### Problem details:
Pick out every line holding the string "fatias" and copy it.

### Data for processing:
* Begin *
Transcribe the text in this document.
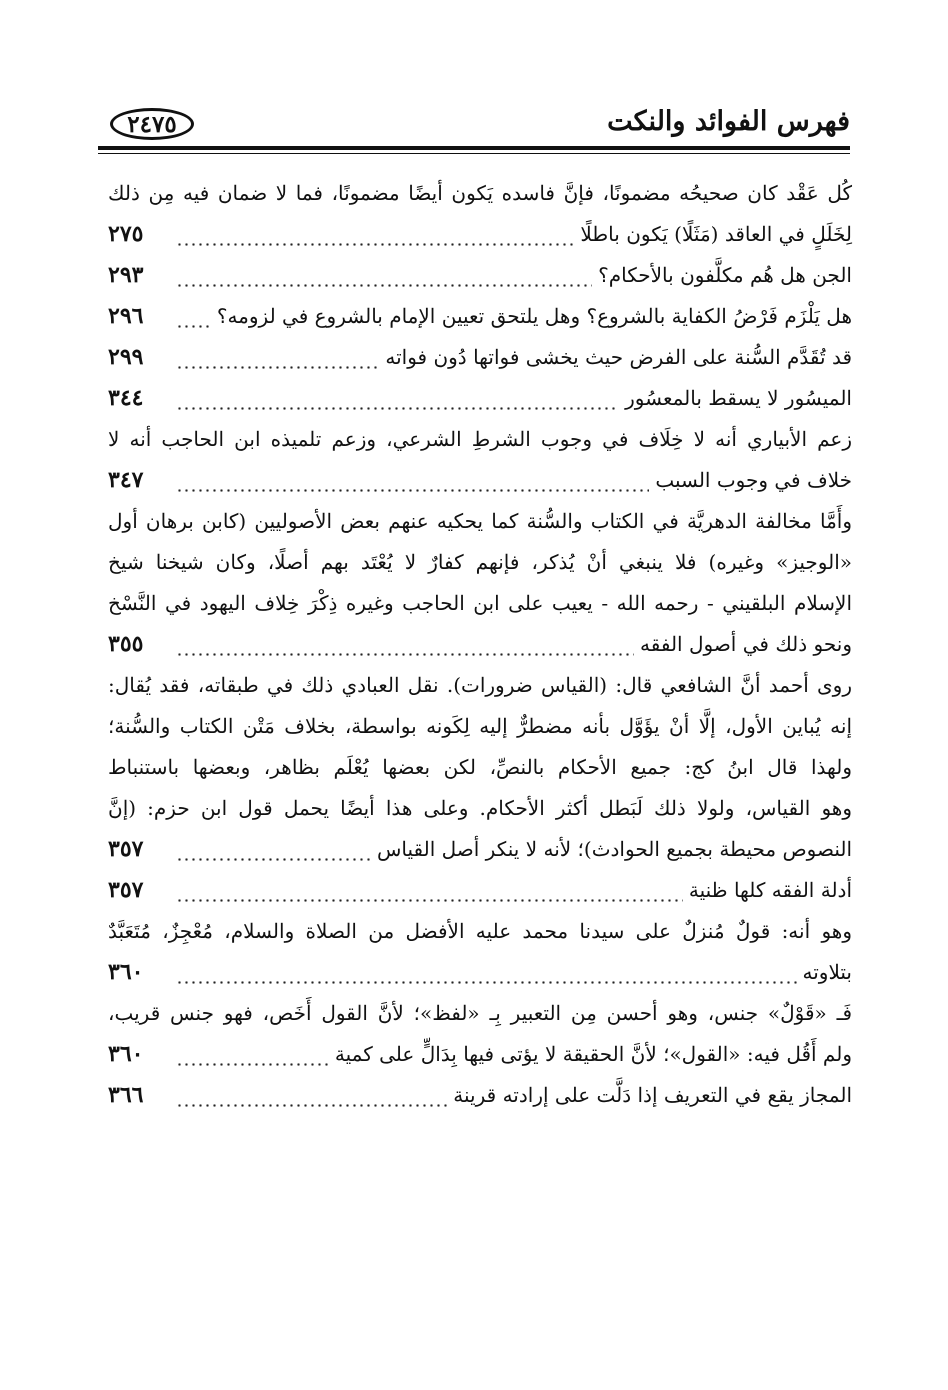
فهرس الفوائد والنكت
٢٤٧٥
كُل عَقْد كان صحيحُه مضمونًا، فإنَّ فاسده يَكون أيضًا مضمونًا، فما لا ضمان فيه مِن ذلك
لِخَلَلٍ في العاقد (مَثَلًا) يَكون باطلًا
٢٧٥
الجن هل هُم مكلَّفون بالأحكام؟
٢٩٣
هل يَلْزَم فَرْضُ الكفاية بالشروع؟ وهل يلتحق تعيين الإمام بالشروع في لزومه؟
٢٩٦
قد تُقَدَّم السُّنة على الفرض حيث يخشى فواتها دُون فواته
٢٩٩
الميسُور لا يسقط بالمعسُور
٣٤٤
زعم الأبياري أنه لا خِلَاف في وجوب الشرطِ الشرعي، وزعم تلميذه ابن الحاجب أنه لا
خلاف في وجوب السبب
٣٤٧
وأَمَّا مخالفة الدهريَّة في الكتاب والسُّنة كما يحكيه عنهم بعض الأصوليين (كابن برهان أول
«الوجيز» وغيره) فلا ينبغي أنْ يُذكر، فإنهم كفارٌ لا يُعْتَد بهم أصلًا، وكان شيخنا شيخ
الإسلام البلقيني - رحمه الله - يعيب على ابن الحاجب وغيره ذِكْرَ خِلاف اليهود في النَّسْخ
ونحو ذلك في أصول الفقه
٣٥٥
روى أحمد أنَّ الشافعي قال: (القياس ضرورات). نقل العبادي ذلك في طبقاته، فقد يُقال:
إنه يُباين الأول، إلَّا أنْ يؤَوَّل بأنه مضطرٌّ إليه لِكَونه بواسطة، بخلاف مَتْن الكتاب والسُّنة؛
ولهذا قال ابنُ كج: جميع الأحكام بالنصِّ، لكن بعضها يُعْلَم بظاهر، وبعضها باستنباط
وهو القياس، ولولا ذلك لَبَطل أكثر الأحكام. وعلى هذا أيضًا يحمل قول ابن حزم: (إنَّ
النصوص محيطة بجميع الحوادث)؛ لأنه لا ينكر أصل القياس
٣٥٧
أدلة الفقه كلها ظنية
٣٥٧
وهو أنه: قولٌ مُنزلٌ على سيدنا محمد عليه الأفضل من الصلاة والسلام، مُعْجِزٌ، مُتَعَبَّدٌ
بتلاوته
٣٦٠
فَـ «قَوْلٌ» جنس، وهو أحسن مِن التعبير بِـ «لفظ»؛ لأنَّ القول أَخَص، فهو جنس قريب،
ولم أَقُل فيه: «القول»؛ لأنَّ الحقيقة لا يؤتى فيها بِدَالٍّ على كمية
٣٦٠
المجاز يقع في التعريف إذا دَلَّت على إرادته قرينة
٣٦٦
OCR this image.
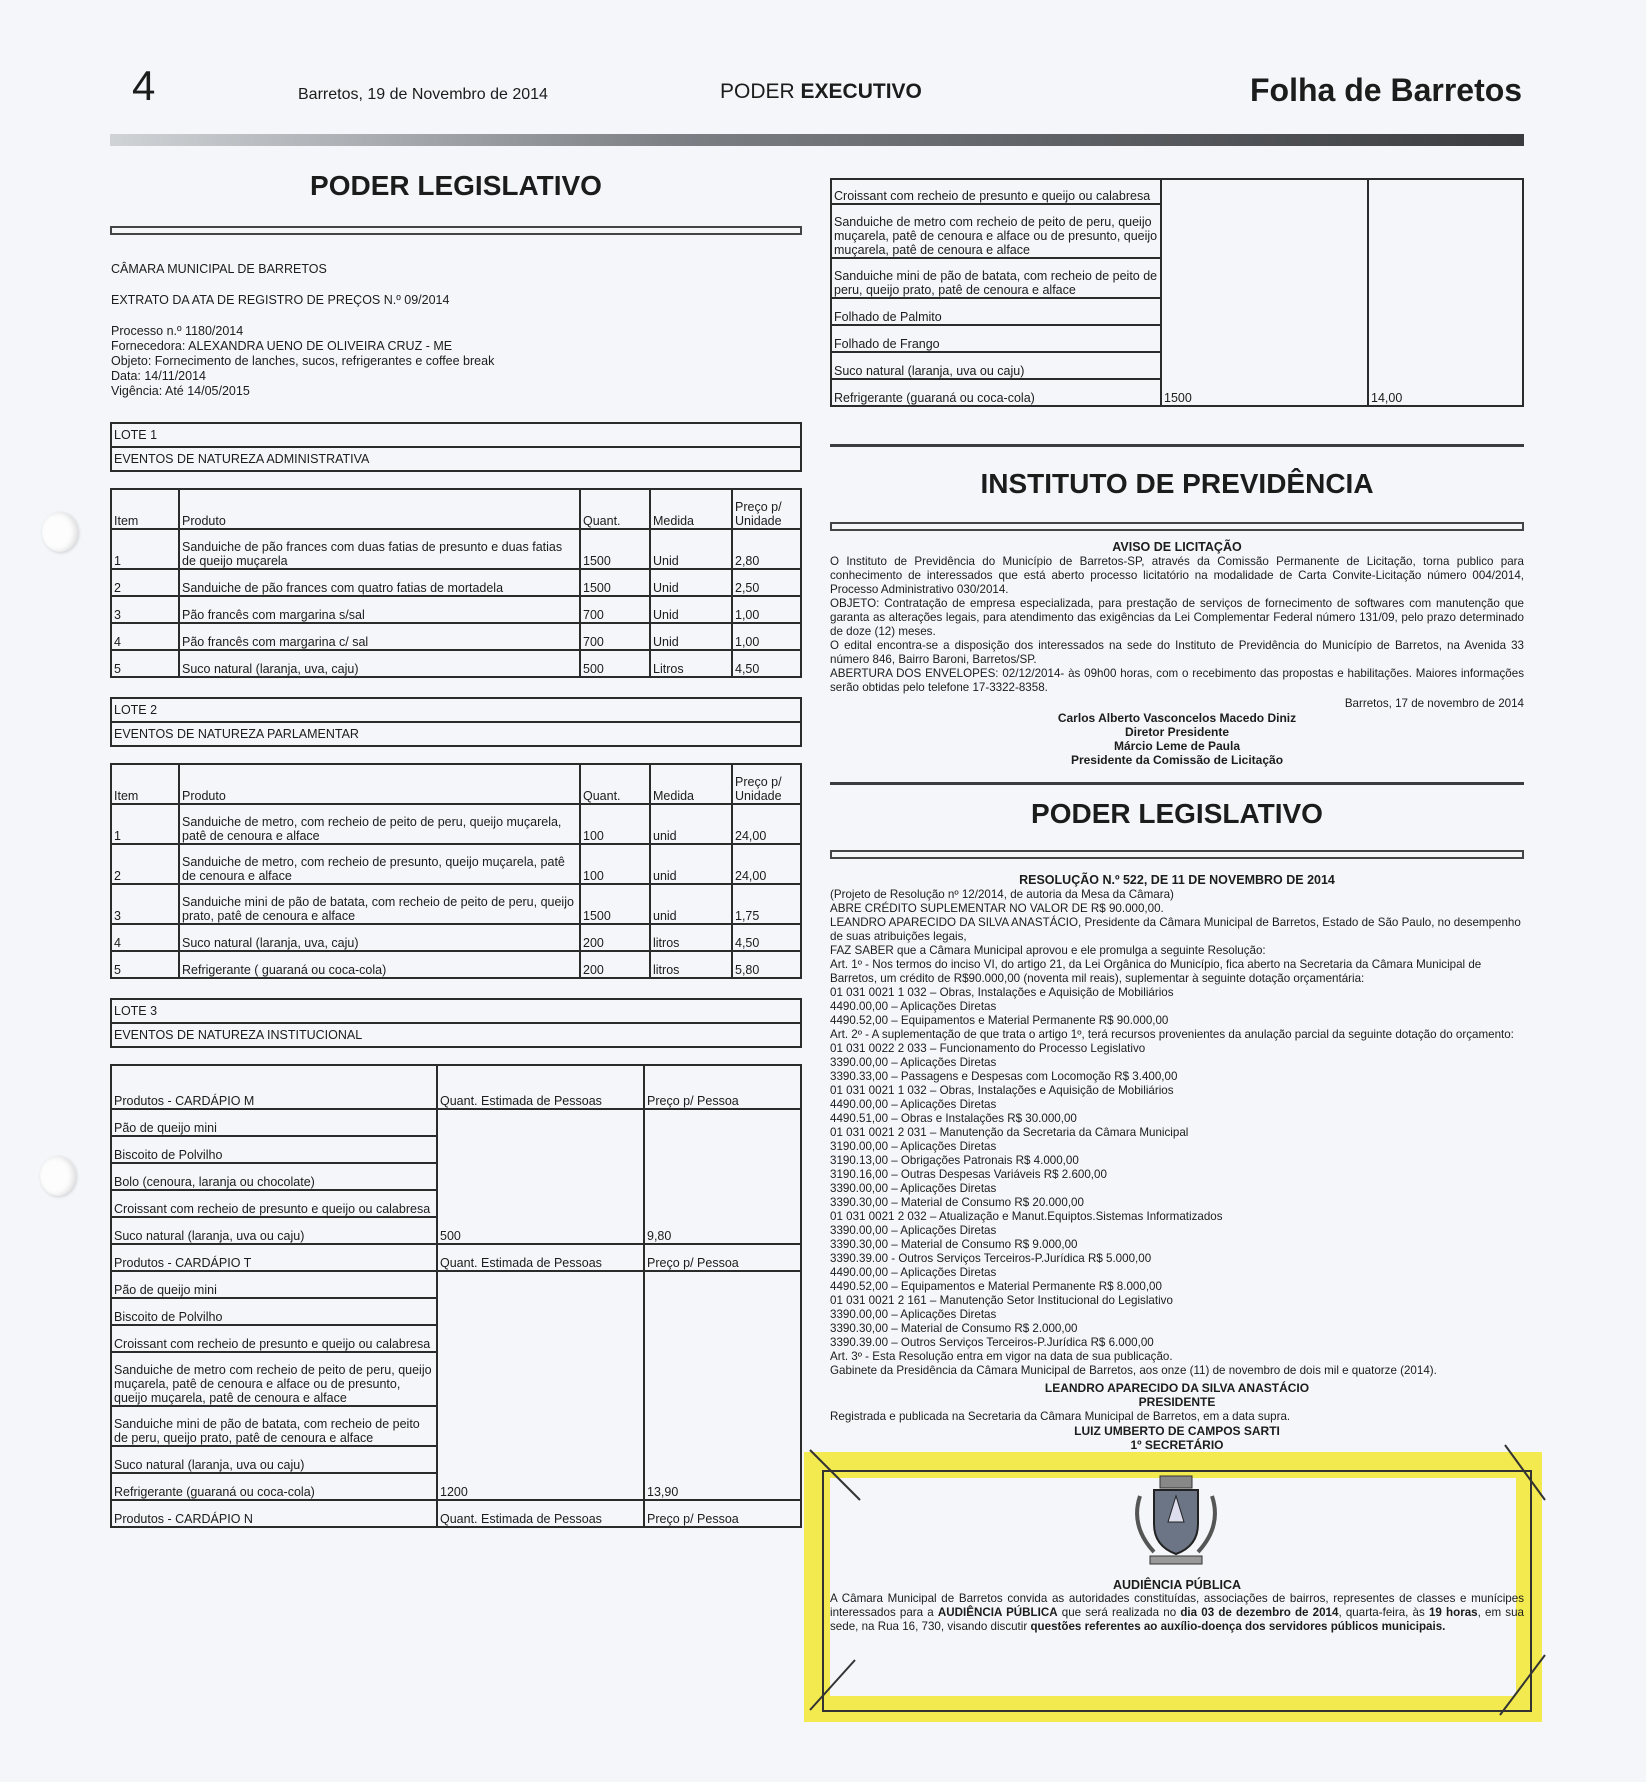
4	Barretos, 19 de Novembro de 2014	PODER EXECUTIVO	Folha de Barretos
PODER LEGISLATIVO
CÂMARA MUNICIPAL DE BARRETOS
EXTRATO DA ATA DE REGISTRO DE PREÇOS N.º 09/2014
Processo n.º 1180/2014
Fornecedora: ALEXANDRA UENO DE OLIVEIRA CRUZ - ME
Objeto: Fornecimento de lanches, sucos, refrigerantes e coffee break
Data: 14/11/2014
Vigência: Até 14/05/2015
LOTE 1
EVENTOS DE NATUREZA ADMINISTRATIVA
Item	Produto	Quant.	Medida	Preço p/ Unidade
1	Sanduiche de pão frances com duas fatias de presunto e duas fatias de queijo muçarela	1500	Unid	2,80
2	Sanduiche de pão frances com quatro fatias de mortadela	1500	Unid	2,50
3	Pão francês com margarina s/sal	700	Unid	1,00
4	Pão francês com margarina c/ sal	700	Unid	1,00
5	Suco natural (laranja, uva, caju)	500	Litros	4,50
LOTE 2
EVENTOS DE NATUREZA PARLAMENTAR
Item	Produto	Quant.	Medida	Preço p/ Unidade
1	Sanduiche de metro, com recheio de peito de peru, queijo muçarela, patê de cenoura e alface	100	unid	24,00
2	Sanduiche de metro, com recheio de presunto, queijo muçarela, patê de cenoura e alface	100	unid	24,00
3	Sanduiche mini de pão de batata, com recheio de peito de peru, queijo prato, patê de cenoura e alface	1500	unid	1,75
4	Suco natural (laranja, uva, caju)	200	litros	4,50
5	Refrigerante ( guaraná ou coca-cola)	200	litros	5,80
LOTE 3
EVENTOS DE NATUREZA INSTITUCIONAL
Produtos - CARDÁPIO M	Quant. Estimada de Pessoas	Preço p/ Pessoa
Pão de queijo mini	500	9,80
Biscoito de Polvilho		
Bolo (cenoura, laranja ou chocolate)		
Croissant com recheio de presunto e queijo ou calabresa		
Suco natural (laranja, uva ou caju)		
Produtos - CARDÁPIO T	Quant. Estimada de Pessoas	Preço p/ Pessoa
Pão de queijo mini	1200	13,90
Biscoito de Polvilho		
Croissant com recheio de presunto e queijo ou calabresa		
Sanduiche de metro com recheio de peito de peru, queijo muçarela, patê de cenoura e alface ou de presunto, queijo muçarela, patê de cenoura e alface		
Sanduiche mini de pão de batata, com recheio de peito de peru, queijo prato, patê de cenoura e alface		
Suco natural (laranja, uva ou caju)		
Refrigerante (guaraná ou coca-cola)		
Produtos - CARDÁPIO N	Quant. Estimada de Pessoas	Preço p/ Pessoa
Croissant com recheio de presunto e queijo ou calabresa	1500	14,00
Sanduiche de metro com recheio de peito de peru, queijo muçarela, patê de cenoura e alface ou de presunto, queijo muçarela, patê de cenoura e alface
Sanduiche mini de pão de batata, com recheio de peito de peru, queijo prato, patê de cenoura e alface
Folhado de Palmito
Folhado de Frango
Suco natural (laranja, uva ou caju)
Refrigerante (guaraná ou coca-cola)
INSTITUTO DE PREVIDÊNCIA
AVISO DE LICITAÇÃO
O Instituto de Previdência do Município de Barretos-SP, através da Comissão Permanente de Licitação, torna publico para conhecimento de interessados que está aberto processo licitatório na modalidade de Carta Convite-Licitação número 004/2014, Processo Administrativo 030/2014.
OBJETO: Contratação de empresa especializada, para prestação de serviços de fornecimento de softwares com manutenção que garanta as alterações legais, para atendimento das exigências da Lei Complementar Federal número 131/09, pelo prazo determinado de doze (12) meses.
O edital encontra-se a disposição dos interessados na sede do Instituto de Previdência do Município de Barretos, na Avenida 33 número 846, Bairro Baroni, Barretos/SP.
ABERTURA DOS ENVELOPES: 02/12/2014- às 09h00 horas, com o recebimento das propostas e habilitações. Maiores informações serão obtidas pelo telefone 17-3322-8358.
Barretos, 17 de novembro de 2014
Carlos Alberto Vasconcelos Macedo Diniz
Diretor Presidente
Márcio Leme de Paula
Presidente da Comissão de Licitação
PODER LEGISLATIVO
RESOLUÇÃO N.º 522, DE 11 DE NOVEMBRO DE 2014
(Projeto de Resolução nº 12/2014, de autoria da Mesa da Câmara)
ABRE CRÉDITO SUPLEMENTAR NO VALOR DE R$ 90.000,00.
LEANDRO APARECIDO DA SILVA ANASTÁCIO, Presidente da Câmara Municipal de Barretos, Estado de São Paulo, no desempenho de suas atribuições legais,
FAZ SABER que a Câmara Municipal aprovou e ele promulga a seguinte Resolução:
Art. 1º - Nos termos do inciso VI, do artigo 21, da Lei Orgânica do Município, fica aberto na Secretaria da Câmara Municipal de Barretos, um crédito de R$90.000,00 (noventa mil reais), suplementar à seguinte dotação orçamentária:
01 031 0021 1 032 – Obras, Instalações e Aquisição de Mobiliários
4490.00,00 – Aplicações Diretas
4490.52,00 – Equipamentos e Material Permanente R$ 90.000,00
Art. 2º - A suplementação de que trata o artigo 1º, terá recursos provenientes da anulação parcial da seguinte dotação do orçamento:
01 031 0022 2 033 – Funcionamento do Processo Legislativo
3390.00,00 – Aplicações Diretas
3390.33,00 – Passagens e Despesas com Locomoção R$ 3.400,00
01 031 0021 1 032 – Obras, Instalações e Aquisição de Mobiliários
4490.00,00 – Aplicações Diretas
4490.51,00 – Obras e Instalações R$ 30.000,00
01 031 0021 2 031 – Manutenção da Secretaria da Câmara Municipal
3190.00,00 – Aplicações Diretas
3190.13,00 – Obrigações Patronais R$ 4.000,00
3190.16,00 – Outras Despesas Variáveis R$ 2.600,00
3390.00,00 – Aplicações Diretas
3390.30,00 – Material de Consumo R$ 20.000,00
01 031 0021 2 032 – Atualização e Manut.Equiptos.Sistemas Informatizados
3390.00,00 – Aplicações Diretas
3390.30,00 – Material de Consumo R$ 9.000,00
3390.39.00 - Outros Serviços Terceiros-P.Jurídica R$ 5.000,00
4490.00,00 – Aplicações Diretas
4490.52,00 – Equipamentos e Material Permanente R$ 8.000,00
01 031 0021 2 161 – Manutenção Setor Institucional do Legislativo
3390.00,00 – Aplicações Diretas
3390.30,00 – Material de Consumo R$ 2.000,00
3390.39.00 – Outros Serviços Terceiros-P.Jurídica R$ 6.000,00
Art. 3º - Esta Resolução entra em vigor na data de sua publicação.
Gabinete da Presidência da Câmara Municipal de Barretos, aos onze (11) de novembro de dois mil e quatorze (2014).
LEANDRO APARECIDO DA SILVA ANASTÁCIO
PRESIDENTE
Registrada e publicada na Secretaria da Câmara Municipal de Barretos, em a data supra.
LUIZ UMBERTO DE CAMPOS SARTI
1º SECRETÁRIO
AUDIÊNCIA PÚBLICA
A Câmara Municipal de Barretos convida as autoridades constituídas, associações de bairros, representes de classes e munícipes interessados para a AUDIÊNCIA PÚBLICA que será realizada no dia 03 de dezembro de 2014, quarta-feira, às 19 horas, em sua sede, na Rua 16, 730, visando discutir questões referentes ao auxílio-doença dos servidores públicos municipais.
* End *
### Result of the task:
1	Sanduiche de pão frances com duas fatias de presunto e duas fatias de queijo muçarela	1500	Unid	2,80
2	Sanduiche de pão frances com quatro fatias de mortadela	1500	Unid	2,50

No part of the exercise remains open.